Rangel Alves da Costa*
A dádiva de nascer, de fazer parte do mundo e
da vida, está permeada de muitas significações. Não se dá por acaso o
nascimento nem a existência de uma pessoa. Faz parte dos planos superiores que
a vinda ao mundo ocorra em determinadas condições e lugar, predispondo o indivíduo
perante o seu meio, perante o seu berço de nascimento.
Logo se tem que muito significa o nascimento
num determinado lugar. Diante da imensidão do mundo, nascer neste ou naquele
pedaço de chão é algo para ser profundamente considerado. Ora, já estava
escrito que aquela pessoa nasceria, mas onde, em qual lugar, em qual família?
Talvez no sul ou no norte, mas acabou vindo à luz num lugar bem diferente.
Apenas para exemplificar.
Mas o fato de nascer num ou noutro lugar vai
gerando importantes consequências. E talvez o reconhecimento e o amor pela
terra, pelo seu leito de nascimento, sejam os mais importantes e aqueles que
vão sendo aprimorados pela vida inteira. Daí que muitos lutam e defendem seu
chão com insistência, não admitem menosprezos ou usurpações. E não foram poucas
as batalhas travadas pelos filhos em nome de sua terra-mãe.
Negros escravos travaram batalhas de morte em
defesa de seus refúgios quilombolas, comunidades inteiras se levantaram com
armas em punho para lutar contra investidas forasteiras, indígenas se alongam
em vinditas para que o branco não usurpe a morada de seus deuses e antepassados.
Não foram poucas as lutas coloniais em nome do nativismo e na defesa da terra
contra as invasões e desmandos estrangeiros. Muitos tombaram nessa luta e
tantos outros ainda são vitimados por invasores que se acham no direito de
esbulhar raízes e histórias de uma vida inteira.
O berço de nascimento acaba, assim, se
transformando numa razão de vida para muitos. Não importa que tenha nascido em
lugar rico ou pobre, num celeiro desenvolvimentista ou nas brenhas distantes de
um sertão esturricado, nada disso importa. Não importa que o seu lugar seja
marcado por feitos históricos ou geográficos ou que se mantenha no vão do
esquecimento. O que importa mesmo é ter nascido ali e o orgulho consequente
desse nascimento.
Não raro que a terra acabe também moldando a
feição, a personalidade, o jeito de ser da pessoa. Sabido é que o meio possui
grande influência na formação humana, no temperamento e aptidões. Assim,
nascidos, por exemplo, em regiões sulistas, possuem características
diferenciadas daqueles nascidos nos interiores molhados das regiões amazônicas.
O mesmo se diga com relação ao nordestino perante povos nascidos noutros
lugares.
Os sulistas possuem feições próprias, como os
nordestinos e nortistas. Tais feições trazem consigo predisposições
diferenciadas, seja para ser mais pacífico ou mais combativo, seja para o
trabalho na terra ou para outros ofícios. Alguns lidam com rebanhos, outros são
mestres nas vaquejadas; alguns fazem dos rios seus meios de sobrevivência,
outros plantam e colhem para subsistir. Mas todos eles, indistintamente,
refletem o seu meio de nascimento.

**EXERCÍCIOS PROPOSTOS:**
A: Segundo o texto sobre o berço de nascimento, com que finalidade os indígenas se alongam em vinditas?
B: Estenda o texto sobre o berço de nascimento, escrevendo a partir da última frase apresentada.

**MATERIAL DE APOIO:**
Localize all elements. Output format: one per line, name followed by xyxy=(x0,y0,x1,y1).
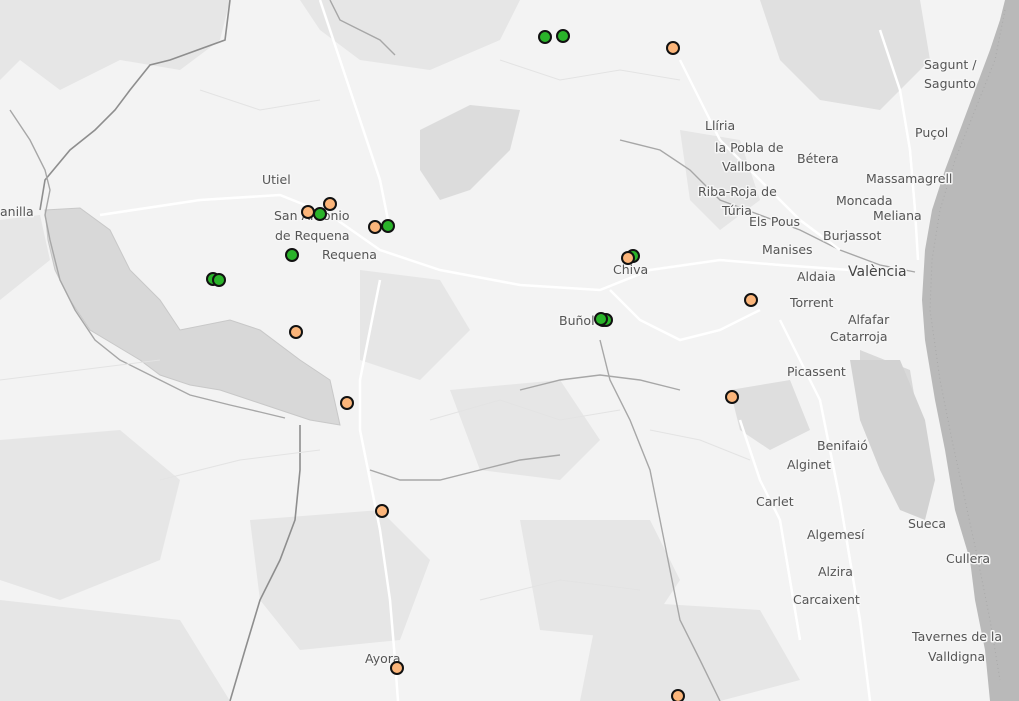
map-canvas[interactable]: Sagunt / Sagunto Puçol Llíria la Pobla d… xyxy=(0,0,1019,701)
place-label: Riba-Roja de xyxy=(698,184,777,199)
place-label: Valldigna xyxy=(928,649,985,664)
map-marker-green[interactable] xyxy=(285,248,299,262)
map-marker-green[interactable] xyxy=(556,29,570,43)
place-label: Vallbona xyxy=(722,159,775,174)
place-label: Moncada xyxy=(836,193,892,208)
place-label: Alzira xyxy=(818,564,853,579)
place-label: Requena xyxy=(322,247,377,262)
map-marker-orange[interactable] xyxy=(375,504,389,518)
place-label: Burjassot xyxy=(823,228,881,243)
map-marker-orange[interactable] xyxy=(323,197,337,211)
place-label: Sueca xyxy=(908,516,946,531)
map-marker-orange[interactable] xyxy=(725,390,739,404)
place-label: Sagunto xyxy=(924,76,976,91)
map-marker-green[interactable] xyxy=(594,312,608,326)
place-label: de Requena xyxy=(275,228,350,243)
map-marker-green[interactable] xyxy=(538,30,552,44)
map-marker-green[interactable] xyxy=(313,207,327,221)
place-label: Alginet xyxy=(787,457,831,472)
place-label: Picassent xyxy=(787,364,846,379)
place-label: la Pobla de xyxy=(715,140,784,155)
map-marker-orange[interactable] xyxy=(671,689,685,701)
place-label: Catarroja xyxy=(830,329,888,344)
place-label: Meliana xyxy=(873,208,922,223)
map-marker-orange[interactable] xyxy=(289,325,303,339)
place-label: Benifaió xyxy=(817,438,868,453)
place-label: Els Pous xyxy=(749,214,800,229)
place-label: Llíria xyxy=(705,118,735,133)
map-marker-green[interactable] xyxy=(381,219,395,233)
place-label: Algemesí xyxy=(807,527,865,542)
place-label: Tavernes de la xyxy=(911,629,1002,644)
place-label: Carcaixent xyxy=(793,592,860,607)
map-marker-green[interactable] xyxy=(212,273,226,287)
place-label: Alfafar xyxy=(848,312,890,327)
place-label: Sagunt / xyxy=(924,57,977,72)
map-marker-orange[interactable] xyxy=(666,41,680,55)
place-label: Massamagrell xyxy=(866,171,952,186)
map-marker-orange[interactable] xyxy=(390,661,404,675)
place-label: Buñol xyxy=(559,313,595,328)
map-marker-orange[interactable] xyxy=(744,293,758,307)
place-label: Torrent xyxy=(789,295,834,310)
place-label: Cullera xyxy=(946,551,990,566)
map-marker-orange[interactable] xyxy=(340,396,354,410)
map-marker-orange[interactable] xyxy=(301,205,315,219)
place-label: Aldaia xyxy=(797,269,836,284)
map-marker-orange[interactable] xyxy=(368,220,382,234)
place-label: Puçol xyxy=(915,125,948,140)
place-label: anilla xyxy=(0,204,34,219)
place-label: València xyxy=(848,264,907,280)
place-label: Bétera xyxy=(797,151,839,166)
place-label: Manises xyxy=(762,242,813,257)
place-label: Túria xyxy=(721,203,752,218)
place-label: Carlet xyxy=(756,494,794,509)
place-label: Utiel xyxy=(262,172,291,187)
map-marker-orange[interactable] xyxy=(621,251,635,265)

**RESPOSTAS POR EXERCÍCIO:**
A: Para que o branco não usurpe a morada de seus deuses e antepassados.

B:
E por que os locais de nascimento geram
pessoas com características próprias, em obediência às predisposições do lugar,
é que se tem multiplicidade nos aspectos físicos, na cor da pele, nos ofícios,
nos jeitos de ser e de se expressar. Consequência disso são as diversificações
culturais, as tradições e manifestações que nascem e se enraízam em cada povo.
Por isso também que cada comunidade possui peculiaridades próprias, aspectos
nem sempre observados até mesmo nas vizinhanças.
As diferenças podem ser observadas até mesmo
dentro duma mesma região, dependendo da área onde se situa o recorte da
população. Na região nordestina, por exemplo, podem ser encontradas feições
diferenciadas num mesmo povo. O povo sertanejo, da região interiorana mais
árida e seca, possui um jeito próprio de viver que se diferencia muito daqueles
nascidos nas áreas litorâneas. Contudo, o orgulho nordestino, o amor sentido
pela terra, parece não sofrer qualquer distinção.
O senso de nordestinidade, como termo cunhado
para mostrar o orgulho pela terra de nascimento, exemplifica bem o quanto a
pessoa se envolve com suas raízes e passa a se conduzir erguendo sua bandeira
natal. Tais aspectos são ainda mais observados na região sertaneja, onde os da
terra sentem prazer em alardear o orgulho de filhos do sol e da lua, irmãos da
catingueira e do bicho do mato, sempre encorajados para o enfrentamento de
todas as dificuldades que o meio apresente.
A verdade é que a terra enraíza também o seu
filho, e quanto mais amor sentido mais entrelaçamento haverá entre um e outro.
Não são poucos os que cantam seus antepassados, suas raízes, sua história. E
não fazem isso senão como reconhecimento e declaração de amor ao berço de
primeira acolhida. E quanto mais unido ao chão de vivência, mais um só corpo
para existir, como aquela força da terra e aquela feição mista de humano e
natureza na gente sertaneja, como observado por Euclides da Cunha.
Por isso meu orgulho sertanejo, meu imenso
prazer em ter vindo ao mundo no mesmo chão onde corre o calango e o preá e
tendo no olhar a grandeza da lua e do sol do sertão. E ter todo matuto como
irmão.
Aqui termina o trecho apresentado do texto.